Go through the entries below and print each one exactly, leaving out pictures.

_ _ _

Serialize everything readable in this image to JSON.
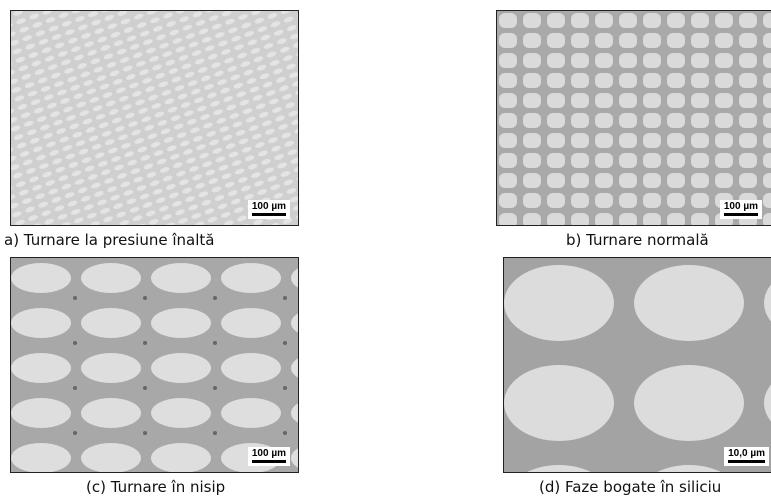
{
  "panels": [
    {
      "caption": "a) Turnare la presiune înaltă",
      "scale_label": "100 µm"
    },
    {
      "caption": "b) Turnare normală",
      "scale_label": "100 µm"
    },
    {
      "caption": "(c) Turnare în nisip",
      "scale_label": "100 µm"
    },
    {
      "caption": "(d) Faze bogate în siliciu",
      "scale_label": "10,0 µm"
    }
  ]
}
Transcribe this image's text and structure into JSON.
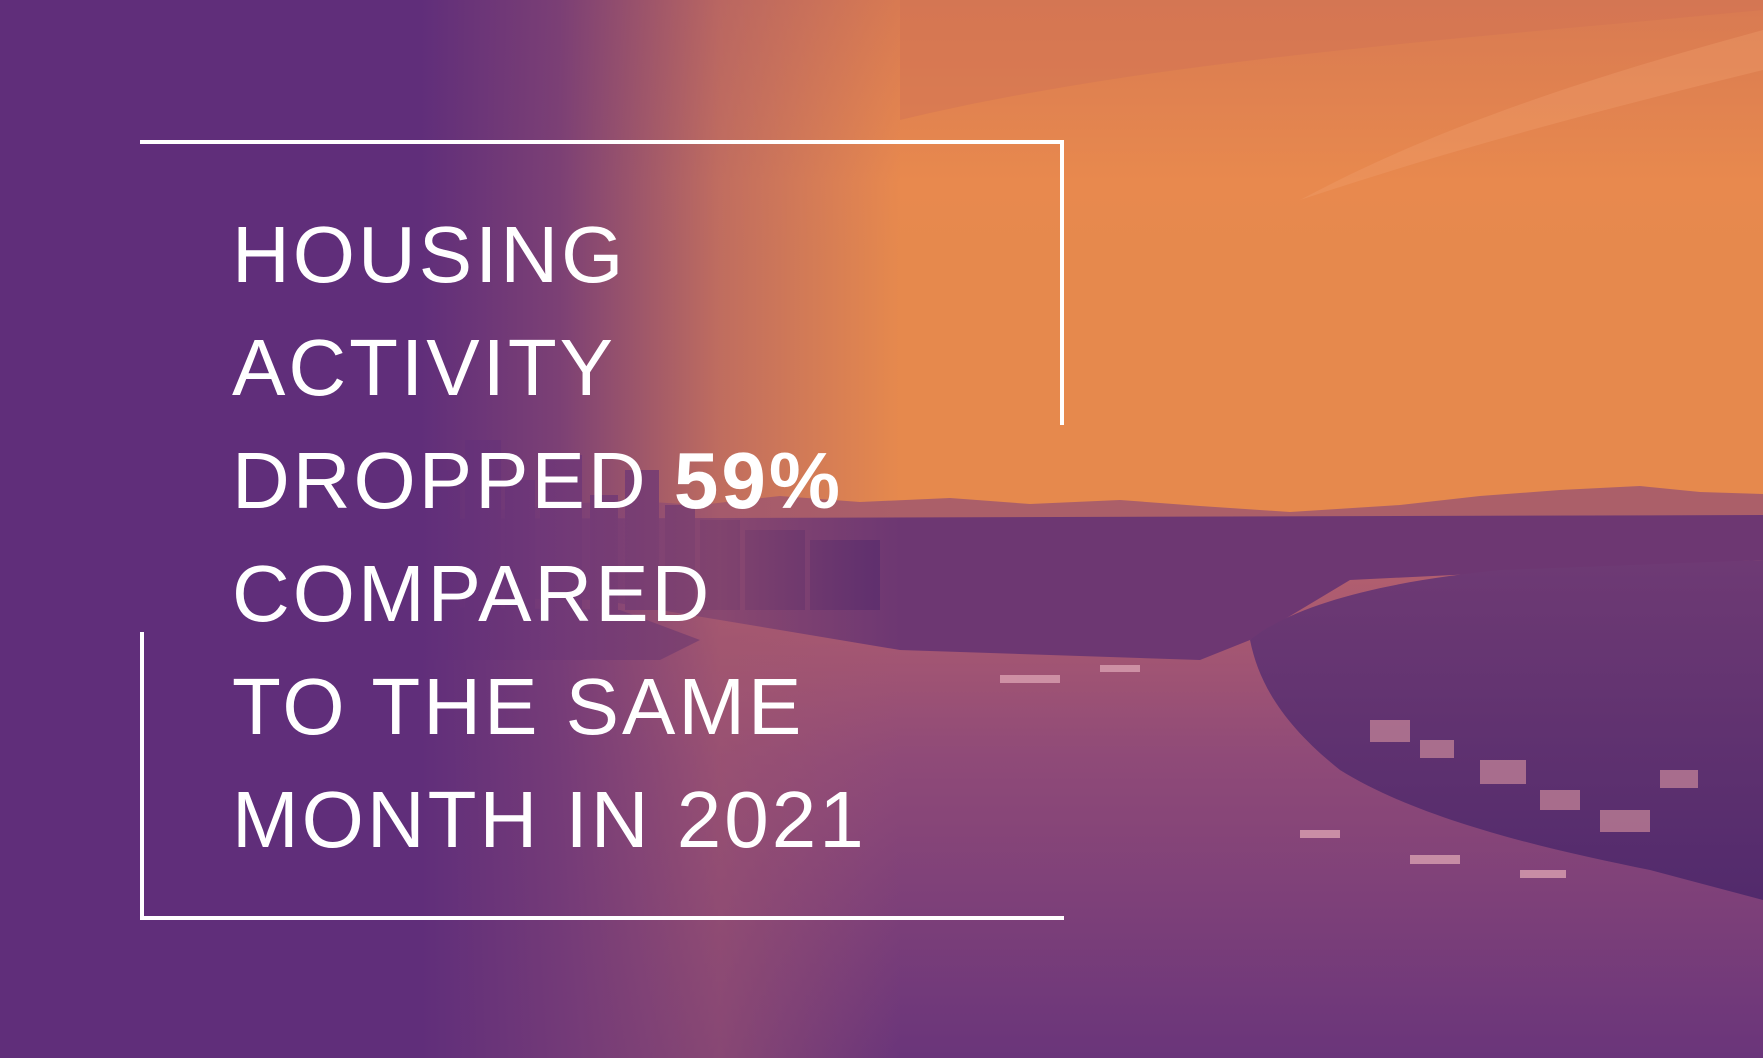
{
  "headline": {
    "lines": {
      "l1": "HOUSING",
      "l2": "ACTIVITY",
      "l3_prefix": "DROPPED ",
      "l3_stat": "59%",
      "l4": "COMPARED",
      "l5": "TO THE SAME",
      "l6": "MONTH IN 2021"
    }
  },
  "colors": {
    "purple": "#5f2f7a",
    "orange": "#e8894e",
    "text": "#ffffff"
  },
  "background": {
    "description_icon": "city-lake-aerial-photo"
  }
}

_ _ _

- _Exercise result_
Serialize everything readable in this image to JSON.
{
  "panels": [
    {
      "caption": "a) Turnare la presiune înaltă",
      "scale_label": "100 µm"
    },
    {
      "caption": "b) Turnare normală",
      "scale_label": "100 µm"
    },
    {
      "caption": "(c) Turnare în nisip",
      "scale_label": "100 µm"
    },
    {
      "caption": "(d) Faze bogate în siliciu",
      "scale_label": "10,0 µm"
    }
  ]
}
Transcribe this image's text and structure into JSON.
{
  "headline": {
    "lines": {
      "l1": "HOUSING",
      "l2": "ACTIVITY",
      "l3_prefix": "DROPPED ",
      "l3_stat": "59%",
      "l4": "COMPARED",
      "l5": "TO THE SAME",
      "l6": "MONTH IN 2021"
    }
  },
  "colors": {
    "purple": "#5f2f7a",
    "orange": "#e8894e",
    "text": "#ffffff"
  },
  "background": {
    "description_icon": "city-lake-aerial-photo"
  }
}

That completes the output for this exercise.